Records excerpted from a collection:
****************

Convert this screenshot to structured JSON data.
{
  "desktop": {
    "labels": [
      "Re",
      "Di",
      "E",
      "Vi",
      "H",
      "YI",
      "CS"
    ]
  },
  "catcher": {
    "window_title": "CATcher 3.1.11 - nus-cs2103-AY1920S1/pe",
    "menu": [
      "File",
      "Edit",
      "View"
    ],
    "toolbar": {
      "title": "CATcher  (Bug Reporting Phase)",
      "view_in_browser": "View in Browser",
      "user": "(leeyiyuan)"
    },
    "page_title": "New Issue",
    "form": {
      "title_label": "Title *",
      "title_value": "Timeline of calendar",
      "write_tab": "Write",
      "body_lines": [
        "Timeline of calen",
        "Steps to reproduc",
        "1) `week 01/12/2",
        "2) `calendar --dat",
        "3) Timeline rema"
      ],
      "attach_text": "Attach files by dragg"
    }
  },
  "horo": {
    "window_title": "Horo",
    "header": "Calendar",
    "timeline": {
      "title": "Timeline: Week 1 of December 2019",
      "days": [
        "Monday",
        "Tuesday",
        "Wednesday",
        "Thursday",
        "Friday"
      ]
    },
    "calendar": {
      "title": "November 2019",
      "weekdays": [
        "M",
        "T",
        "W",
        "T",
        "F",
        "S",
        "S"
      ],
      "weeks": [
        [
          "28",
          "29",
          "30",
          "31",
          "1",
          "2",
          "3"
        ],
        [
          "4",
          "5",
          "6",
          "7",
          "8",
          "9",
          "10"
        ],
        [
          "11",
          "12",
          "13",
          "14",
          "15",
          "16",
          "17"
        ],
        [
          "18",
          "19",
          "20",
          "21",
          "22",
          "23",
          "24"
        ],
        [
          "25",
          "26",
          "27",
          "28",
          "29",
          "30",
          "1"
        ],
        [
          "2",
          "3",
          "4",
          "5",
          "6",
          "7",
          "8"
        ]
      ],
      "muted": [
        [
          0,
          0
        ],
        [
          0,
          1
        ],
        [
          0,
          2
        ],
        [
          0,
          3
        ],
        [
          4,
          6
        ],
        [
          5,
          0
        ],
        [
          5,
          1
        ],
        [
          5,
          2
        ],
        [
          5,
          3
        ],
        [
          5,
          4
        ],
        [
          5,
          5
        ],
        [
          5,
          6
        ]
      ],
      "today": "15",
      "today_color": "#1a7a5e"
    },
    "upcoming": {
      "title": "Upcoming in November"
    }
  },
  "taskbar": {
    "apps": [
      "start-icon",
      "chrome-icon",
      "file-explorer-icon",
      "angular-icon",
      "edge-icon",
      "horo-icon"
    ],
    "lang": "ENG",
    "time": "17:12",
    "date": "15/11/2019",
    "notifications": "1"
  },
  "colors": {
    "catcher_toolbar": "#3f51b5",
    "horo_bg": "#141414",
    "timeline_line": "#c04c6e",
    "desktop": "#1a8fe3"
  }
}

****************

Exercise requirements:
Write the whole listing out again. Keep every line exactly as it is.

Result:
Convert this screenshot to structured JSON data.
{
  "desktop": {
    "labels": [
      "Re",
      "Di",
      "E",
      "Vi",
      "H",
      "YI",
      "CS"
    ]
  },
  "catcher": {
    "window_title": "CATcher 3.1.11 - nus-cs2103-AY1920S1/pe",
    "menu": [
      "File",
      "Edit",
      "View"
    ],
    "toolbar": {
      "title": "CATcher  (Bug Reporting Phase)",
      "view_in_browser": "View in Browser",
      "user": "(leeyiyuan)"
    },
    "page_title": "New Issue",
    "form": {
      "title_label": "Title *",
      "title_value": "Timeline of calendar",
      "write_tab": "Write",
      "body_lines": [
        "Timeline of calen",
        "Steps to reproduc",
        "1) `week 01/12/2",
        "2) `calendar --dat",
        "3) Timeline rema"
      ],
      "attach_text": "Attach files by dragg"
    }
  },
  "horo": {
    "window_title": "Horo",
    "header": "Calendar",
    "timeline": {
      "title": "Timeline: Week 1 of December 2019",
      "days": [
        "Monday",
        "Tuesday",
        "Wednesday",
        "Thursday",
        "Friday"
      ]
    },
    "calendar": {
      "title": "November 2019",
      "weekdays": [
        "M",
        "T",
        "W",
        "T",
        "F",
        "S",
        "S"
      ],
      "weeks": [
        [
          "28",
          "29",
          "30",
          "31",
          "1",
          "2",
          "3"
        ],
        [
          "4",
          "5",
          "6",
          "7",
          "8",
          "9",
          "10"
        ],
        [
          "11",
          "12",
          "13",
          "14",
          "15",
          "16",
          "17"
        ],
        [
          "18",
          "19",
          "20",
          "21",
          "22",
          "23",
          "24"
        ],
        [
          "25",
          "26",
          "27",
          "28",
          "29",
          "30",
          "1"
        ],
        [
          "2",
          "3",
          "4",
          "5",
          "6",
          "7",
          "8"
        ]
      ],
      "muted": [
        [
          0,
          0
        ],
        [
          0,
          1
        ],
        [
          0,
          2
        ],
        [
          0,
          3
        ],
        [
          4,
          6
        ],
        [
          5,
          0
        ],
        [
          5,
          1
        ],
        [
          5,
          2
        ],
        [
          5,
          3
        ],
        [
          5,
          4
        ],
        [
          5,
          5
        ],
        [
          5,
          6
        ]
      ],
      "today": "15",
      "today_color": "#1a7a5e"
    },
    "upcoming": {
      "title": "Upcoming in November"
    }
  },
  "taskbar": {
    "apps": [
      "start-icon",
      "chrome-icon",
      "file-explorer-icon",
      "angular-icon",
      "edge-icon",
      "horo-icon"
    ],
    "lang": "ENG",
    "time": "17:12",
    "date": "15/11/2019",
    "notifications": "1"
  },
  "colors": {
    "catcher_toolbar": "#3f51b5",
    "horo_bg": "#141414",
    "timeline_line": "#c04c6e",
    "desktop": "#1a8fe3"
  }
}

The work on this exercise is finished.